- [Data for the task]:
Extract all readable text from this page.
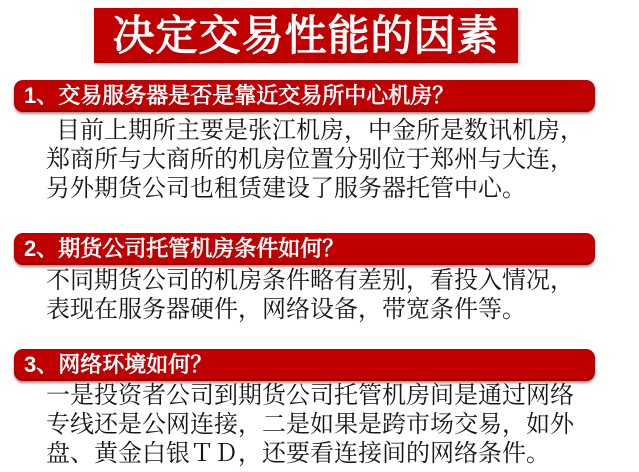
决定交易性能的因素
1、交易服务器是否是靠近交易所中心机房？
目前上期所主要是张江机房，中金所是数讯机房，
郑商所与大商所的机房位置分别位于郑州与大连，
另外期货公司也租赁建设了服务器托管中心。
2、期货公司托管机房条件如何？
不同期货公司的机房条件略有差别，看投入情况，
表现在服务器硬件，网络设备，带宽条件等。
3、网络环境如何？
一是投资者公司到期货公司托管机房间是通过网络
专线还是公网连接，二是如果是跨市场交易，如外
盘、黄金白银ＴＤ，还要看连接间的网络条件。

- [Short task]:
Make an exact copy of all entries above, dropping the images.

- [The response]:
Extract all readable text from this page.
决定交易性能的因素
1、交易服务器是否是靠近交易所中心机房？
目前上期所主要是张江机房，中金所是数讯机房，
郑商所与大商所的机房位置分别位于郑州与大连，
另外期货公司也租赁建设了服务器托管中心。
2、期货公司托管机房条件如何？
不同期货公司的机房条件略有差别，看投入情况，
表现在服务器硬件，网络设备，带宽条件等。
3、网络环境如何？
一是投资者公司到期货公司托管机房间是通过网络
专线还是公网连接，二是如果是跨市场交易，如外
盘、黄金白银ＴＤ，还要看连接间的网络条件。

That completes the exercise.